WORK INSTRUCTIONS:
What follows is a block of records; restate each one word for word.

+---+

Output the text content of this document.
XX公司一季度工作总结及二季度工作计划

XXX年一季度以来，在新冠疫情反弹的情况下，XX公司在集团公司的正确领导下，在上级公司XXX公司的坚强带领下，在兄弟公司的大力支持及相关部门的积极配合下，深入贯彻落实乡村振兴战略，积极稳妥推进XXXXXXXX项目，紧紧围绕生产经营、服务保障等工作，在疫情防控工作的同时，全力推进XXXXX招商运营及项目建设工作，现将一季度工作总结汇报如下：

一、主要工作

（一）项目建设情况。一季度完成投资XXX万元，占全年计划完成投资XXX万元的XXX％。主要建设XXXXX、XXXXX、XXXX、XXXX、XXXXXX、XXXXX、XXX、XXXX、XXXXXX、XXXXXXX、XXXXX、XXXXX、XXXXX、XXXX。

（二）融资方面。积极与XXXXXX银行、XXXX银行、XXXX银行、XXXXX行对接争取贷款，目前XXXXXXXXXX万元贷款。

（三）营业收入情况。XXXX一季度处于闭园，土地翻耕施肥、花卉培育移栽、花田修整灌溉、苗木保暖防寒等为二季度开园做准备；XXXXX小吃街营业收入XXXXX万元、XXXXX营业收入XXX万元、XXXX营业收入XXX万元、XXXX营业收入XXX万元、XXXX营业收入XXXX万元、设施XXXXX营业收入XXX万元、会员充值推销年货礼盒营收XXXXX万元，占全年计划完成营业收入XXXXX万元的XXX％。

+---+

SOLUTION:
Output the text content of this document.
XX公司一季度工作总结及二季度工作计划

XXX年一季度以来，在新冠疫情反弹的情况下，XX公司在集团公司的正确领导下，在上级公司XXX公司的坚强带领下，在兄弟公司的大力支持及相关部门的积极配合下，深入贯彻落实乡村振兴战略，积极稳妥推进XXXXXXXX项目，紧紧围绕生产经营、服务保障等工作，在疫情防控工作的同时，全力推进XXXXX招商运营及项目建设工作，现将一季度工作总结汇报如下：

一、主要工作

（一）项目建设情况。一季度完成投资XXX万元，占全年计划完成投资XXX万元的XXX％。主要建设XXXXX、XXXXX、XXXX、XXXX、XXXXXX、XXXXX、XXX、XXXX、XXXXXX、XXXXXXX、XXXXX、XXXXX、XXXXX、XXXX。

（二）融资方面。积极与XXXXXX银行、XXXX银行、XXXX银行、XXXXX行对接争取贷款，目前XXXXXXXXXX万元贷款。

（三）营业收入情况。XXXX一季度处于闭园，土地翻耕施肥、花卉培育移栽、花田修整灌溉、苗木保暖防寒等为二季度开园做准备；XXXXX小吃街营业收入XXXXX万元、XXXXX营业收入XXX万元、XXXX营业收入XXX万元、XXXX营业收入XXX万元、XXXX营业收入XXXX万元、设施XXXXX营业收入XXX万元、会员充值推销年货礼盒营收XXXXX万元，占全年计划完成营业收入XXXXX万元的XXX％。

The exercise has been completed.